Thus, two strengthening mechanisms contribute to the overall strength of oxygen-free copper: Grain boundary strengthening ${\sigma }_{GB}$ and dislocation strengthening ${\sigma }_{dis}$. The total stress is, therefore, a combination of these strengthening mechanisms with the assumption that each of them works independently (2):

$$\sigma ={\sigma }_o+{\sigma }_{GB}+{\sigma }_{dis}$$

(2)

Grain boundary strengthening is based on the Hall–Petch relation (2), while dislocation strengthening is defined by the Taylor Equation (3) [27]:

$${\sigma }_{dis}=\alpha \cdot M\cdot G\cdot b\cdot {\rho }^{\raisebox{1ex}{$1$}\!\left/ \!\raisebox{-1ex}{$2$}\right.}$$

(3)

where α is a numerical factor depending on the dislocation arrangement, M is a Taylor factor with a constant value of 3.06 for uniaxial tensile deformation in the fully constrained model, G is the shear modulus, b is the Burgers vector, and ρ is related to the density of dislocations. In practice, the dislocation density and yield stress generally show a similar evolution to the stress values when processed by the ECAP method. It can be seen that the yield stress at saturation is related to the maximum dislocation density by the Taylor relation for metals with a surface-centred crystal lattice (f.c.c.) [26]. The dislocation density increases while the grain size decreases with stress during the deformation process in the case of the ECAP technology. Thus, after combining the previous relations (1), (2), and (3), the total strength is (4):

$$\sigma ={\sigma }_o+k_{xy}\cdot d^{-\raisebox{1ex}{$1$}\!\left/ \!\raisebox{-1ex}{$2$}\right.}+\alpha \cdot M\cdot G\cdot b\cdot {\rho }^{\raisebox{1ex}{$1$}\!\left/ \!\raisebox{-1ex}{$2$}\right.}$$

(4)

On the basis of the above research, the main objective was set, namely, to investigate the relationship between the development of structural and mechanical changes of the AlMgSi_0.5 alloy during extrusion by the ECAP method. When this knowledge is used at the design stage, the extrusion technology can be more effectively designed and controlled to achieve the desired grain size and material strengthening.

2. Materials and Methods

2.1. Experimental Material AlMgSi_0.5

Aluminium alloy AlMgSi_0.5 (EN AW 6060) is a medium-strength, heat-treatable alloy with a strength slightly below 6005 A. Alternative names and designations include Al-Mg-Si_0.5, 3.3206, and A96060. It is a heat-treatable alloy with excellent corrosion resistance, weldability, and machinability.

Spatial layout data

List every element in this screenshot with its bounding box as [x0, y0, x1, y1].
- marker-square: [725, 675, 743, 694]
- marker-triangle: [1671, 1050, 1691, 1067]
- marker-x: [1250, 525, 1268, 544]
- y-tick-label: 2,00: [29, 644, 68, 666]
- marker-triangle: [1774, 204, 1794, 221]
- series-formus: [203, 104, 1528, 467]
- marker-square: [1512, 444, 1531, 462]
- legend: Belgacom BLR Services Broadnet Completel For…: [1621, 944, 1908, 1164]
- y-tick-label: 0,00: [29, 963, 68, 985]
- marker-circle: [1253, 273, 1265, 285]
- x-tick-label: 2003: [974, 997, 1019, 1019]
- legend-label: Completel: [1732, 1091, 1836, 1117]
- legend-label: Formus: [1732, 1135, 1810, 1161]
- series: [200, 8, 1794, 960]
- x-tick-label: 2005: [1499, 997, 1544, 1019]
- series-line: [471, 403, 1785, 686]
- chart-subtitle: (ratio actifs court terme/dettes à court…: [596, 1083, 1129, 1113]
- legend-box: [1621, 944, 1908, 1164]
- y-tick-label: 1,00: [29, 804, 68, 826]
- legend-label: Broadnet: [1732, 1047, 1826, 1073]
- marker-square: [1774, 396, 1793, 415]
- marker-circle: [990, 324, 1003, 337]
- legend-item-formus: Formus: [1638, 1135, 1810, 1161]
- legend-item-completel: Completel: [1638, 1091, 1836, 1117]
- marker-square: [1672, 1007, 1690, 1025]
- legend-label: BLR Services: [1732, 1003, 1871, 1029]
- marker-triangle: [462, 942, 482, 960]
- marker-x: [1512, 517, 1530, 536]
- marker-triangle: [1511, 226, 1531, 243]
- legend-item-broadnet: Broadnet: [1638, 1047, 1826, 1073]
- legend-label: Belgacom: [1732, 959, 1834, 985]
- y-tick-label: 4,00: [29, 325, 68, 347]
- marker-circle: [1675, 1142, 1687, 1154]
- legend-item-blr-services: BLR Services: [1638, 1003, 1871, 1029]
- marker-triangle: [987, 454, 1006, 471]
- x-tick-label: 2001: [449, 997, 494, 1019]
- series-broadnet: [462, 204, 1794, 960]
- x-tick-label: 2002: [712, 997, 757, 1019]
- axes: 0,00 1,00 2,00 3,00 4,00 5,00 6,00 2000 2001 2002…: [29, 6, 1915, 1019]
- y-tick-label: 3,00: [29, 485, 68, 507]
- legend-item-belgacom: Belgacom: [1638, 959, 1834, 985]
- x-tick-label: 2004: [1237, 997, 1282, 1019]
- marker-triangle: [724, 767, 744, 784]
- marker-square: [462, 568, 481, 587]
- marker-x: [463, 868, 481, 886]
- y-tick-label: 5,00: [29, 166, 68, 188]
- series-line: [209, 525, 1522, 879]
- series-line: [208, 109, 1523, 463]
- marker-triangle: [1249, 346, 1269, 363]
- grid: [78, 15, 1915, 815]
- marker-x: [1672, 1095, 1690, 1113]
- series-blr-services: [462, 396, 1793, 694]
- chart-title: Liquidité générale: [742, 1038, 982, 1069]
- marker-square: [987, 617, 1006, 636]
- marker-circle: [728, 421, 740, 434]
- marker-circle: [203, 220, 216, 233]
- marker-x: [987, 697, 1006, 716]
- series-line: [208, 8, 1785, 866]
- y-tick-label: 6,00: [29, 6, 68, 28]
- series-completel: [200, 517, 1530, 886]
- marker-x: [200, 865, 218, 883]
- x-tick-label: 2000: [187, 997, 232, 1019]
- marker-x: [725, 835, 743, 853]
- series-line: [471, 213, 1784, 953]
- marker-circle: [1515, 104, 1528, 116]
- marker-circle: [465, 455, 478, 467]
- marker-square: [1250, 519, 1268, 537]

• What this task involves: Pick up the passage on ECAP strengthening and the AlMgSi_0.5 alloy right after its final sentence and keep writing.

• Result:
It is also characterised by good cold formability. It is commonly used for the production of complex cross-sections, can be easily anodised, and is suitable for welding with all common methods. Its chemical composition according to standards and tolerances are listed in

Table 1. Chemical composition of aluminium alloy AlMgSi_0.5 (EN AW 6060).

Material %		Si	Fe	Cu	Mn	Mg	Cr	Zn	Ti	Al
AlMgSi0.5	min	0.3	0.1			0.35				Rest.
	max	0.6	0.3	0.10	0.10	0.60	0.05	0.15	0.10

.

The test material samples were measured in the experiment through the ECAP process. The samples of the selected material EN AW 6060 were forced through a hydraulic press through a 90° angled channel. After their extrusion and evaluation of the forces, one sample from each pair was ground with different fine grinding wheels and polished in an electropolisher. Subsequently, after chemical etching, their microstructure was measured as a function of the number of passes through the die using a GX51 metallographic microscope. For the second sample in each pair, test bars with a square cross-section of non-normalised dimensions were fabricated, and their mechanical properties (yield point, ultimate tensile stress, ductility, modulus of elasticity, and Poisson’s number) were further analysed and recorded by tensile tests.

The use of the selected alloy is varied. It is most often applied to medium-strength components operating at temperatures of 50–70 °C for long periods of time, where good processability, corrosion resistance, or decorative appearance is required. Typical application areas are materials for furniture, decorative items, automotive finishes, light poles and masts, architecture, and the food industry.

EN AW 6060 is much more closely related to 6063 than 6061. The main difference between 6060 and 6063 is that 6063 has a slightly higher magnesium content. Applications requiring a higher-strength material typically use 6061 or 6082 aluminium alloy.

The starting material for testing intensive plastic deformation by ECAP was a pressed bar of a circular cross-section made of Al-Mg-Si_0.5 (alloy EN AW 6060) with a diameter of 10 mm. It is a structural material with good ductility, gloss, and corrosion resistance. In addition, its already-mentioned applications include the aerospace and automotive industries, construction, and fine mechanics (e.g., aircraft and helicopter parts, car bodies, and measuring equipment components).

2.2. Experiment Preparation

The hydraulic press used is shown in Figure 1. The sample size was limited to a maximum length of 100 mm and a circular cross-section of 10 mm. These samples were processed through a total of four passes through route C (in procedure C, the sample is rotated 180° after each pass), where the channel angle was Φ = 90° and the external channel curvature angle Ψ(R) ≅ 0°.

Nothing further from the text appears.